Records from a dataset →
┏━━

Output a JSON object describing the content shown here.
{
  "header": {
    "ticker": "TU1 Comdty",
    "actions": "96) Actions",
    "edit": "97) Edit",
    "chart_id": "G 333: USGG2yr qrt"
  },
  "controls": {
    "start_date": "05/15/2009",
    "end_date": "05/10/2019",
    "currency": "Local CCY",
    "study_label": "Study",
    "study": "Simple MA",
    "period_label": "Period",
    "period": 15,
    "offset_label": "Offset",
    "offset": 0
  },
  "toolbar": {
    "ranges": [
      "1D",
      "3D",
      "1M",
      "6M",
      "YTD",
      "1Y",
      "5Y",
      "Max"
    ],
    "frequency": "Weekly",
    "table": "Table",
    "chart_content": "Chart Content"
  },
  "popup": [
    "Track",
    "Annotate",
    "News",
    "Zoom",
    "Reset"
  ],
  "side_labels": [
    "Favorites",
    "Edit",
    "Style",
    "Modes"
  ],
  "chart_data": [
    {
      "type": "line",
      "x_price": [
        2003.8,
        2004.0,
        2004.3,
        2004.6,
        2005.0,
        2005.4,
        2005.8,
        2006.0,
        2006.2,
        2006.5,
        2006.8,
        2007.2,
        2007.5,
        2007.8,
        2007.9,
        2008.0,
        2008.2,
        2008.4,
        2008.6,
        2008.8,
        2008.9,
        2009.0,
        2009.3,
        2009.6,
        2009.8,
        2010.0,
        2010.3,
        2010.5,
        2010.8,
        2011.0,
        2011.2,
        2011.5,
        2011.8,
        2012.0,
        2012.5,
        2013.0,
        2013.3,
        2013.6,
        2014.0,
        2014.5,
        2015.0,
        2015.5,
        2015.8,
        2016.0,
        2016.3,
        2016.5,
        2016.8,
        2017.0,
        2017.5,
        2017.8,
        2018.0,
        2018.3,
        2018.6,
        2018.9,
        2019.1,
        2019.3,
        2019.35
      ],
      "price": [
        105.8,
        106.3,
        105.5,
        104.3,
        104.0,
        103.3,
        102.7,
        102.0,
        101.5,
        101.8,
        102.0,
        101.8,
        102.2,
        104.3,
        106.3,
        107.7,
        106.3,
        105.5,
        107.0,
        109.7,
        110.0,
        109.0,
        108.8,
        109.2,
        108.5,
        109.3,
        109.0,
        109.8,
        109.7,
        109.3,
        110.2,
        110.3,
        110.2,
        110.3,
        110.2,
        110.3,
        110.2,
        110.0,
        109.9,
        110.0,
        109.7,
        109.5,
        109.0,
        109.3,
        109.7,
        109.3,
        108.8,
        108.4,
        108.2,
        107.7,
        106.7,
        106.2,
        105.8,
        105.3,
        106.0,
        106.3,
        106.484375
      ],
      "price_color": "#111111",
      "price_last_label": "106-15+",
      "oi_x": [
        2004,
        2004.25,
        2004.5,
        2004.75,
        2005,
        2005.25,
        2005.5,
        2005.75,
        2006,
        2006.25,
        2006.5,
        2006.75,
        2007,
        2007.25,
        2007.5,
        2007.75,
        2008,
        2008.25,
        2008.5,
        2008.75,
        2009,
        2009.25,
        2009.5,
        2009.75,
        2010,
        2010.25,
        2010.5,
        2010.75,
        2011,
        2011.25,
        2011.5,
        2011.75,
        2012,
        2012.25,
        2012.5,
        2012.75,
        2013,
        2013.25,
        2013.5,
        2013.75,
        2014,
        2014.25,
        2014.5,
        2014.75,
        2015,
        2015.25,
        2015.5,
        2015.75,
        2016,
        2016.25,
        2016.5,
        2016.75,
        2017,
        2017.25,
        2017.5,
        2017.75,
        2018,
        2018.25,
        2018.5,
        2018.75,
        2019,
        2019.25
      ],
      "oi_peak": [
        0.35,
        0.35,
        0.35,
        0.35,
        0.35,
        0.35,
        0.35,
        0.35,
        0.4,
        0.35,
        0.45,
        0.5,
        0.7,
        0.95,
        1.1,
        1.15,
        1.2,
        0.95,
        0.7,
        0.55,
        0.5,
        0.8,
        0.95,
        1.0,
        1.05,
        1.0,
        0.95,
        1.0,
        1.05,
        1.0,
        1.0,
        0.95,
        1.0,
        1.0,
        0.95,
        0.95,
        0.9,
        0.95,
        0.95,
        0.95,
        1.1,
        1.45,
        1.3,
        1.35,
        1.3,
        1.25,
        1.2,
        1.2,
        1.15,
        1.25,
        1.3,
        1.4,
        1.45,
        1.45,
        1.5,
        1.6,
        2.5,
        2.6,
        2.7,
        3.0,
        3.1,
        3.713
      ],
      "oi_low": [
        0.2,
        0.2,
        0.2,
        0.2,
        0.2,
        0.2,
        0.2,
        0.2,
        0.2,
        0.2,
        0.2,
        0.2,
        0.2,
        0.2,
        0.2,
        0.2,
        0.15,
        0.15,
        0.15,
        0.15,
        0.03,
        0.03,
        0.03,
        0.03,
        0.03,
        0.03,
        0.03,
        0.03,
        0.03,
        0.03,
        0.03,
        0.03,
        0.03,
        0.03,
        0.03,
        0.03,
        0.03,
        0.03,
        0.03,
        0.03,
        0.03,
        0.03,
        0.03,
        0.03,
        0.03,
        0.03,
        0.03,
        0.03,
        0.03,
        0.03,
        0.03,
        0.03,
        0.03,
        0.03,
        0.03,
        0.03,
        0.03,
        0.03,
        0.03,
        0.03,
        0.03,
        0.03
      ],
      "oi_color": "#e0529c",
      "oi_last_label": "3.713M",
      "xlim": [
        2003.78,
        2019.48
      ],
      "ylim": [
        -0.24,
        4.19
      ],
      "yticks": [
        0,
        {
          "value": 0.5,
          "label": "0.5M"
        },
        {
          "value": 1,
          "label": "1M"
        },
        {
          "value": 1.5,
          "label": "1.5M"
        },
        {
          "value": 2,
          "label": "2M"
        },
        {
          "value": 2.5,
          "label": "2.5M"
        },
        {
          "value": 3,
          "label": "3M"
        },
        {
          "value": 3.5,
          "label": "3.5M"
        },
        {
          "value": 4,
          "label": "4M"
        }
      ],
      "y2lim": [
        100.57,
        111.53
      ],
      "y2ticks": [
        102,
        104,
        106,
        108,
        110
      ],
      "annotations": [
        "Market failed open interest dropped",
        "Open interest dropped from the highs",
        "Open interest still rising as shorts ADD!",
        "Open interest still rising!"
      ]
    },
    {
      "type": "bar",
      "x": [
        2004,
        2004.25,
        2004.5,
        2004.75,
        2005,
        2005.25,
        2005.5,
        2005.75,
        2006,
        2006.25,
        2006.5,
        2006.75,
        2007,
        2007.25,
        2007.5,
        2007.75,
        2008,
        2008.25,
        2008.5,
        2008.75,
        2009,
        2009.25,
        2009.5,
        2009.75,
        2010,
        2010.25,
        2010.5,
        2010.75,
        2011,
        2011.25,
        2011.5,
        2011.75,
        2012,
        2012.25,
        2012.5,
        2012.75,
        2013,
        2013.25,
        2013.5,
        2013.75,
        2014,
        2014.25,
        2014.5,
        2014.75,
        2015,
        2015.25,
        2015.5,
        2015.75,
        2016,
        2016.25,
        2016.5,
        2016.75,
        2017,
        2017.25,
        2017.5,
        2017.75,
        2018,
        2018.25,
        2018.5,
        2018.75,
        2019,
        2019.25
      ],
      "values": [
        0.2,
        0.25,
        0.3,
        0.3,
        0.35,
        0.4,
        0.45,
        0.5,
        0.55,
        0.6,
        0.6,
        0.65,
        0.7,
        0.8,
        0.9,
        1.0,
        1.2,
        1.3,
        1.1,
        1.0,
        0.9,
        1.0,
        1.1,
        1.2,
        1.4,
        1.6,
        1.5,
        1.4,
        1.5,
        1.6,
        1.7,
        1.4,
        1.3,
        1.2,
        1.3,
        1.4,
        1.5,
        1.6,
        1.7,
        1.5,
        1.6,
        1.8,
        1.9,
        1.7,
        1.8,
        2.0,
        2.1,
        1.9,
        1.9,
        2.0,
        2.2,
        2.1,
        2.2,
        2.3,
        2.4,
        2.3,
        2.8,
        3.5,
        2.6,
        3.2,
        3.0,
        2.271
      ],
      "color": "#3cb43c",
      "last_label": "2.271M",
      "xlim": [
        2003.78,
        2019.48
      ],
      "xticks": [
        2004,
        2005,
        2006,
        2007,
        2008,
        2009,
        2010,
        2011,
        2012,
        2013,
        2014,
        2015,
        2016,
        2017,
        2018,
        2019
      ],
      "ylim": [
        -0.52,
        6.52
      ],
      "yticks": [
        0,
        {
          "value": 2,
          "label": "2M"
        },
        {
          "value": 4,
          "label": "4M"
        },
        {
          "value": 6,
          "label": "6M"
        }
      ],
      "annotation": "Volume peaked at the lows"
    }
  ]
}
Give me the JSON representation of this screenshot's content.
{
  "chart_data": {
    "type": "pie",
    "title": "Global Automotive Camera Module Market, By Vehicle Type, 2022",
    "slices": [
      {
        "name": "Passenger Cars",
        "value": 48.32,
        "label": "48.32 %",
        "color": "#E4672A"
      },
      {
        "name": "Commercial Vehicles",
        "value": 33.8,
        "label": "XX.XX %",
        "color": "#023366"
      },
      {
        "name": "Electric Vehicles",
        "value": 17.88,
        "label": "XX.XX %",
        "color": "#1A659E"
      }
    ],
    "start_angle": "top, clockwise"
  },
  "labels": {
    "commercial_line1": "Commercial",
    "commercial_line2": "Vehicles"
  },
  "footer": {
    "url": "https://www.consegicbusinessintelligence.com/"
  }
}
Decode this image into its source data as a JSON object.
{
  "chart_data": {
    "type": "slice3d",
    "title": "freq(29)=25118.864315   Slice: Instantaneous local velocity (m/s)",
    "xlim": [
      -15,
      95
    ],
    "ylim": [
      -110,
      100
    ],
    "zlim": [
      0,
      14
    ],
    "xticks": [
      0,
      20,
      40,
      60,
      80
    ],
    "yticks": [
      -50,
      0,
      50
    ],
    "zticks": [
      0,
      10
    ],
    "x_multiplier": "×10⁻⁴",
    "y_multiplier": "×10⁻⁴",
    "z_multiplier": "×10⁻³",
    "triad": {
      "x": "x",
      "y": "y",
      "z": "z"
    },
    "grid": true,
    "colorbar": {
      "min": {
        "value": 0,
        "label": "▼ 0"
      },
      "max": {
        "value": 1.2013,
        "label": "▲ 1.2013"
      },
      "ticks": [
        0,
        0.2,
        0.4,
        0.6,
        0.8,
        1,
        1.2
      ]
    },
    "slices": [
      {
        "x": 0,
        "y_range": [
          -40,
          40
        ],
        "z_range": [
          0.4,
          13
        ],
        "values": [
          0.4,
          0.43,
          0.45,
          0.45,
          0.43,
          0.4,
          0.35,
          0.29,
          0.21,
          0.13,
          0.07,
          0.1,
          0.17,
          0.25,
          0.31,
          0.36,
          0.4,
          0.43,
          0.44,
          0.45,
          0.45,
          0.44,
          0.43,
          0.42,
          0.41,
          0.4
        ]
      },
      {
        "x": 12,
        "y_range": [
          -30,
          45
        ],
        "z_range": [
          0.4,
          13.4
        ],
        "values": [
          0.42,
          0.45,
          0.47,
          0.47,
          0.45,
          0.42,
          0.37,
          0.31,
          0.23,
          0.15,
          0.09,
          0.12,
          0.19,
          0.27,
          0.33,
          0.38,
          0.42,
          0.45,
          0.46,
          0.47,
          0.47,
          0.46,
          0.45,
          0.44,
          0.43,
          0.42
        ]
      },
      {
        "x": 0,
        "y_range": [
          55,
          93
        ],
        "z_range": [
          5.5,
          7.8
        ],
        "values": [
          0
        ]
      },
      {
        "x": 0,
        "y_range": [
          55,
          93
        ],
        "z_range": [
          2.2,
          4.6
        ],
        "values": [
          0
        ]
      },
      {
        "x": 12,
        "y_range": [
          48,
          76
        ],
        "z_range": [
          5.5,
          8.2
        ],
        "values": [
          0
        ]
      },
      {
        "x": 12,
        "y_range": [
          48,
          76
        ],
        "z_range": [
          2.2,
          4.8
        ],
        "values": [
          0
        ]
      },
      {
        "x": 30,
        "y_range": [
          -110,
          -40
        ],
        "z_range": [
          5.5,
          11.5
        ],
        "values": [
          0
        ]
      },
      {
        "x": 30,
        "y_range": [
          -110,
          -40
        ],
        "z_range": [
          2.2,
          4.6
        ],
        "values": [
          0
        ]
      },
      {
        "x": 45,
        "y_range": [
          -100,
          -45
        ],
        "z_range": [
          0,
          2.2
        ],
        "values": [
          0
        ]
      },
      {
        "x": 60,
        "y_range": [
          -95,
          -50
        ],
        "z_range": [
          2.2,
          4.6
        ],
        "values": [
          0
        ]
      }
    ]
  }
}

┗━━

EXERCISE → In the entries above, identify every line with the word "interest". Copy those lines.

OUTPUT BELOW →
        "Market failed open interest dropped",
        "Open interest dropped from the highs",
        "Open interest still rising as shorts ADD!",
        "Open interest still rising!"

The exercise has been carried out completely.